— WHAT IS BEING ASKED —
Set down the material below, word for word, from its first line up to and including the line with "outgoing-message[interactable]: I don't".

-----

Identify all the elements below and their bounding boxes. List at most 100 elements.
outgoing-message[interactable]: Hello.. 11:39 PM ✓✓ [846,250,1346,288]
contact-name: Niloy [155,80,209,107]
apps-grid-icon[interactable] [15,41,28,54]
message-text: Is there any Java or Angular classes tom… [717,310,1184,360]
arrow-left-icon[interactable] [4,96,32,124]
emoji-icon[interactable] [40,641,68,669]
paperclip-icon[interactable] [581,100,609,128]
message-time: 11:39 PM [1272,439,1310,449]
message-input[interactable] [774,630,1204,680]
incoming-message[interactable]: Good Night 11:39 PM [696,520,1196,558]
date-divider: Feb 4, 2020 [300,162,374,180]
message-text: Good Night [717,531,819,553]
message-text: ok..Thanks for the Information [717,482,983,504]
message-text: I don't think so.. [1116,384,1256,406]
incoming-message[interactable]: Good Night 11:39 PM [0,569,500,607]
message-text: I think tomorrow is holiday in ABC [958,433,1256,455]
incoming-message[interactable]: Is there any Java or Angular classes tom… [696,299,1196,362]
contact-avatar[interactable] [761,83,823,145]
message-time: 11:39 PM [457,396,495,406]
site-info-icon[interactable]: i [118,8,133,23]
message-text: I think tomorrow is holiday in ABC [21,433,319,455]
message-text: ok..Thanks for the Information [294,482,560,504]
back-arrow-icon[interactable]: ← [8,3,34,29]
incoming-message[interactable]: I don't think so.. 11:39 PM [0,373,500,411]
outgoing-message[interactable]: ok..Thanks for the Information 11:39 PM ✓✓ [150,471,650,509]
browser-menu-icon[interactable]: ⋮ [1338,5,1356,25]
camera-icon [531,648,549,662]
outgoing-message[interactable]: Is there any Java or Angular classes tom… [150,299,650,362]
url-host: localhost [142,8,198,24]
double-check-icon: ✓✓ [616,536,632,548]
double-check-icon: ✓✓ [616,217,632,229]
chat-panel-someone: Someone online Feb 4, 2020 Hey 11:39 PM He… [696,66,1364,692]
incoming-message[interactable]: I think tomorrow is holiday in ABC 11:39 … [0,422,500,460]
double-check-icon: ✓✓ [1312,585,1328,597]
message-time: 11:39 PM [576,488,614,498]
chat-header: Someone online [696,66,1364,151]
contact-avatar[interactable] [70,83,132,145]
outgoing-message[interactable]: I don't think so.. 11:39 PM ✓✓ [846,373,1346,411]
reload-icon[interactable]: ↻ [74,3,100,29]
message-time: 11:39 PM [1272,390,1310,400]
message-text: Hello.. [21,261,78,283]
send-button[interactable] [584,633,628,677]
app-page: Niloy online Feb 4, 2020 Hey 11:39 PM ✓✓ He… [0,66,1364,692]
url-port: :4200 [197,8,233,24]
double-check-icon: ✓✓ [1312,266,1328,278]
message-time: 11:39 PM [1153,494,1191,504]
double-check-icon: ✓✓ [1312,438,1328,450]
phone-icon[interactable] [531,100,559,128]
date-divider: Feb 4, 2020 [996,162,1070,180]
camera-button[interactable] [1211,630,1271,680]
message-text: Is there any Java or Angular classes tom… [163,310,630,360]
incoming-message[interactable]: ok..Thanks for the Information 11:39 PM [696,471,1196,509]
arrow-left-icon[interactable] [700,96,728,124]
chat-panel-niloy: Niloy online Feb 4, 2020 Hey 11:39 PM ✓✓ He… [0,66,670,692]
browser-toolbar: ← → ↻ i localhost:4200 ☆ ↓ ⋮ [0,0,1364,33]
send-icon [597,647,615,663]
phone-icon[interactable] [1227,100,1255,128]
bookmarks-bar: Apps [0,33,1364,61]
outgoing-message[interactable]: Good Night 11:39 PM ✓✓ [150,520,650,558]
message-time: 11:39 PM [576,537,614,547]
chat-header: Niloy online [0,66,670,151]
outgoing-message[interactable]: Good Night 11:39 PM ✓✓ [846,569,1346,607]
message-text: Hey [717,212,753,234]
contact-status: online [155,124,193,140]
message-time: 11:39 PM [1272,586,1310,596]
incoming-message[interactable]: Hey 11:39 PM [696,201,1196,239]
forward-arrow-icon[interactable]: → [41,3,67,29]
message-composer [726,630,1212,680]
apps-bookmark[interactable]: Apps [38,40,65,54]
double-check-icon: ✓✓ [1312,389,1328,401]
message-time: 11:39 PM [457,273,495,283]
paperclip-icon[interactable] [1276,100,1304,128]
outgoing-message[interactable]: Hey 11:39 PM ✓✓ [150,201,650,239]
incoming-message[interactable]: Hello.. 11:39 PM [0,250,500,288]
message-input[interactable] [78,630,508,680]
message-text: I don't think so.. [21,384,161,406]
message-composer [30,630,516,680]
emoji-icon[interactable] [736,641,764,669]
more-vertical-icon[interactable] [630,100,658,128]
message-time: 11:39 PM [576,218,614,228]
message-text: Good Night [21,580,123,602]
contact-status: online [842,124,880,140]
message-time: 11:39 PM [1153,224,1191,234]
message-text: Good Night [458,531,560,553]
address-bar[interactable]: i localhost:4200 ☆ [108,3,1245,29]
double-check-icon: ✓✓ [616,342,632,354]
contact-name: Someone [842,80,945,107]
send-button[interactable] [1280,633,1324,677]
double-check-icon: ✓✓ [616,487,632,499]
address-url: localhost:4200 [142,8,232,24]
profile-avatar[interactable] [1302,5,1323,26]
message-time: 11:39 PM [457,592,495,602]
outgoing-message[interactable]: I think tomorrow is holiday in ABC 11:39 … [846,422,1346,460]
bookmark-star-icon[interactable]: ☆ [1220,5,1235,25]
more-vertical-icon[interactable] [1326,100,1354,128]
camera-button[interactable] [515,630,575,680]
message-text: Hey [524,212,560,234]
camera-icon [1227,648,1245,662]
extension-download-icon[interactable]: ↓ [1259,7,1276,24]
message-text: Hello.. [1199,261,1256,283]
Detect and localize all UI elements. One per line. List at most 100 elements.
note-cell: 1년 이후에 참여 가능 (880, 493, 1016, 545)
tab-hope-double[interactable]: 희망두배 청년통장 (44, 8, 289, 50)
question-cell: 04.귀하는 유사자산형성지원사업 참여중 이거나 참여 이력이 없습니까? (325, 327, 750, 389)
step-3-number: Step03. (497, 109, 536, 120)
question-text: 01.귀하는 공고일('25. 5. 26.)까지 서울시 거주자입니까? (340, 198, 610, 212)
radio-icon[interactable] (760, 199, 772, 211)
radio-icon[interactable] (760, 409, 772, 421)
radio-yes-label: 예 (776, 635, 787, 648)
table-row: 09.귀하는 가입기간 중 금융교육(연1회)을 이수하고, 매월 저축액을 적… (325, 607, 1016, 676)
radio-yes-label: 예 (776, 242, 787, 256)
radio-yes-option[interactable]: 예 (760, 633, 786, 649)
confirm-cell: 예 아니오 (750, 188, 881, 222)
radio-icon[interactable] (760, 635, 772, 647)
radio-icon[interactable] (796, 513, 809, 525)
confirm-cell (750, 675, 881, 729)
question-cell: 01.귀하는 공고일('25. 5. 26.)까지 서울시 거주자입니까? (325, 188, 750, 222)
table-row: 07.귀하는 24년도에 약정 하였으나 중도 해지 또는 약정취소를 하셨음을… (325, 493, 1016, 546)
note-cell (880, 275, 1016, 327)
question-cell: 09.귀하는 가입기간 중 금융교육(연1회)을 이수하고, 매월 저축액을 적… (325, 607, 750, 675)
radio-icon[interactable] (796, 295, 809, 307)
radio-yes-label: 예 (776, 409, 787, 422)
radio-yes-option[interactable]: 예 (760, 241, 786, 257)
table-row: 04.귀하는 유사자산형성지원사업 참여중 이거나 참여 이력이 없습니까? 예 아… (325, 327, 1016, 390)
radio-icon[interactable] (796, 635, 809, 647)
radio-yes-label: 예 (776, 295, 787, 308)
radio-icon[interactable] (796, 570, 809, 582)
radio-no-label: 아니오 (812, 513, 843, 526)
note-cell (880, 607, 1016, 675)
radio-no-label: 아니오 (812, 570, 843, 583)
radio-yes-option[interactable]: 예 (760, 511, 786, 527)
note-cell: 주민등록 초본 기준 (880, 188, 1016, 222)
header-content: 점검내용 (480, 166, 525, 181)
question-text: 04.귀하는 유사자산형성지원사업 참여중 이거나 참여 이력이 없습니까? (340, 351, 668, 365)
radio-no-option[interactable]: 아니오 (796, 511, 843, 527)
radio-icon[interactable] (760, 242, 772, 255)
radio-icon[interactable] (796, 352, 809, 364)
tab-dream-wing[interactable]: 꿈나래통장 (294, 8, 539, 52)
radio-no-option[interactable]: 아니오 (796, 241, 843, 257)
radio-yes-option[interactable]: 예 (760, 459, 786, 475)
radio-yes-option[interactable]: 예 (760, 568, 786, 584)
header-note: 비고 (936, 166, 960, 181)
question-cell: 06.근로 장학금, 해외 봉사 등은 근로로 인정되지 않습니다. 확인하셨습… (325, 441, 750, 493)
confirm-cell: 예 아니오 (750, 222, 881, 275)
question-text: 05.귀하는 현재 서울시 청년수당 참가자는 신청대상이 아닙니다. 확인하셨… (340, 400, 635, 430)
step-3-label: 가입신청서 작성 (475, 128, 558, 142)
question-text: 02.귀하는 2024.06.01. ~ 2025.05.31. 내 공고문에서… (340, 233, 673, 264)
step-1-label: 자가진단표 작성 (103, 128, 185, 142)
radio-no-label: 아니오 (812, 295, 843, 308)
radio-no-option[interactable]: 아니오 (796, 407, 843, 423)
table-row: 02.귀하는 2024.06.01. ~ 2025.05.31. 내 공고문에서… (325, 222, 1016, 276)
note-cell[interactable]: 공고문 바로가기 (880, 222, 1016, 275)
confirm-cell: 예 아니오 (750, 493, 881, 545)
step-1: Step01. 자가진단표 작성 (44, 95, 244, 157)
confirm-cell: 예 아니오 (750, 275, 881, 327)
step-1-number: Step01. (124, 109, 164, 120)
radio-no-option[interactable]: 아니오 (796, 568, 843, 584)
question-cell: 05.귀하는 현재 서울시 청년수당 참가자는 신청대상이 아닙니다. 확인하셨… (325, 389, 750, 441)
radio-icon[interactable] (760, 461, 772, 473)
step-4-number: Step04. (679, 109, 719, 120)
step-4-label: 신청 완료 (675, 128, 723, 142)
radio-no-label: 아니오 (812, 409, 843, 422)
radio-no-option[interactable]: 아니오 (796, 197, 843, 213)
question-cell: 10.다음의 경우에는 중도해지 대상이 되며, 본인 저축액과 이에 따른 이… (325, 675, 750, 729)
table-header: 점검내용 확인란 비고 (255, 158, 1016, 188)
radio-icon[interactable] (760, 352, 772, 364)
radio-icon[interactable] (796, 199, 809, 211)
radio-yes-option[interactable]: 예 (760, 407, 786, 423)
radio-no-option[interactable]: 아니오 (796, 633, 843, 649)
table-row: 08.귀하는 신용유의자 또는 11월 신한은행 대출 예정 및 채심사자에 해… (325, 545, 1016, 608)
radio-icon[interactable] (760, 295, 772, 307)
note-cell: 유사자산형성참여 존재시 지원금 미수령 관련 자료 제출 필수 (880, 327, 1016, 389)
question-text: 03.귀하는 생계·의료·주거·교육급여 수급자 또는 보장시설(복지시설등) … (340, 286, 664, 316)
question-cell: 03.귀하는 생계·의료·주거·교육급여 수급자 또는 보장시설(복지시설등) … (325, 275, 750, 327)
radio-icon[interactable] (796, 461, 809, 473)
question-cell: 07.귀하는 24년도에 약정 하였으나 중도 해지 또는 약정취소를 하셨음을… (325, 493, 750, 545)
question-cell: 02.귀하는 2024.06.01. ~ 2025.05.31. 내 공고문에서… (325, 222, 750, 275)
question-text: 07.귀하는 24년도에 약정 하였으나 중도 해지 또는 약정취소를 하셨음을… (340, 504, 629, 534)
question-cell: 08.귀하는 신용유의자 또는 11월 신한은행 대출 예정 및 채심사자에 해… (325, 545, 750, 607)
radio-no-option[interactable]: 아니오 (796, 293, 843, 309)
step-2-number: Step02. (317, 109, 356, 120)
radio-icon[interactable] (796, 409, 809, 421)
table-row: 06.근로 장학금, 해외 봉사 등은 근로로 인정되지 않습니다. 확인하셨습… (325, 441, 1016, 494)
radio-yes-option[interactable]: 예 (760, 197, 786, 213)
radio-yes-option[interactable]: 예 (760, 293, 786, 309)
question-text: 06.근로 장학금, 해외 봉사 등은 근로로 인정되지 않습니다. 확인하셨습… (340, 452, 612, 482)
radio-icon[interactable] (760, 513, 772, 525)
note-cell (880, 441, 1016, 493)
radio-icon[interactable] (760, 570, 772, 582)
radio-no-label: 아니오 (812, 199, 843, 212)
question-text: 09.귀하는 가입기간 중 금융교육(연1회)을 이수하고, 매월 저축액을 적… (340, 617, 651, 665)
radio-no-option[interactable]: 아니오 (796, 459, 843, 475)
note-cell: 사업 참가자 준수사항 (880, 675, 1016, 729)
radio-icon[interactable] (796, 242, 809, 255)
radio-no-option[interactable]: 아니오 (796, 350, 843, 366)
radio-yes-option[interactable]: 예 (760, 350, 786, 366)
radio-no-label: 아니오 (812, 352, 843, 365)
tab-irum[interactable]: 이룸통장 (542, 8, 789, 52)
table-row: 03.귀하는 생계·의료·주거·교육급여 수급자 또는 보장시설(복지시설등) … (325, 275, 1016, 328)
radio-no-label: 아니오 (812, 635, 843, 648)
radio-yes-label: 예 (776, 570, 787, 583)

-----

— RESPONSE FOR THIS EXERCISE —
Identify all the elements below and their bounding boxes. List at most 100 elements.
outgoing-message[interactable]: Hello.. 11:39 PM ✓✓ [846,250,1346,288]
contact-name: Niloy [155,80,209,107]
apps-grid-icon[interactable] [15,41,28,54]
message-text: Is there any Java or Angular classes tom… [717,310,1184,360]
arrow-left-icon[interactable] [4,96,32,124]
emoji-icon[interactable] [40,641,68,669]
paperclip-icon[interactable] [581,100,609,128]
message-time: 11:39 PM [1272,439,1310,449]
message-input[interactable] [774,630,1204,680]
incoming-message[interactable]: Good Night 11:39 PM [696,520,1196,558]
date-divider: Feb 4, 2020 [300,162,374,180]
message-text: Good Night [717,531,819,553]
message-text: ok..Thanks for the Information [717,482,983,504]
message-text: I don't think so.. [1116,384,1256,406]
incoming-message[interactable]: Good Night 11:39 PM [0,569,500,607]
message-text: I think tomorrow is holiday in ABC [958,433,1256,455]
incoming-message[interactable]: Is there any Java or Angular classes tom… [696,299,1196,362]
contact-avatar[interactable] [761,83,823,145]
message-time: 11:39 PM [457,396,495,406]
site-info-icon[interactable]: i [118,8,133,23]
message-text: I think tomorrow is holiday in ABC [21,433,319,455]
message-text: ok..Thanks for the Information [294,482,560,504]
back-arrow-icon[interactable]: ← [8,3,34,29]
incoming-message[interactable]: I don't think so.. 11:39 PM [0,373,500,411]
outgoing-message[interactable]: ok..Thanks for the Information 11:39 PM ✓✓ [150,471,650,509]
browser-menu-icon[interactable]: ⋮ [1338,5,1356,25]
camera-icon [531,648,549,662]
outgoing-message[interactable]: Is there any Java or Angular classes tom… [150,299,650,362]
url-host: localhost [142,8,198,24]
double-check-icon: ✓✓ [616,536,632,548]
double-check-icon: ✓✓ [616,217,632,229]
chat-panel-someone: Someone online Feb 4, 2020 Hey 11:39 PM He… [696,66,1364,692]
incoming-message[interactable]: I think tomorrow is holiday in ABC 11:39 … [0,422,500,460]
double-check-icon: ✓✓ [1312,585,1328,597]
message-time: 11:39 PM [576,488,614,498]
chat-header: Someone online [696,66,1364,151]
contact-avatar[interactable] [70,83,132,145]
outgoing-message[interactable]: I don't think so.. 11:39 PM ✓✓ [846,373,1346,411]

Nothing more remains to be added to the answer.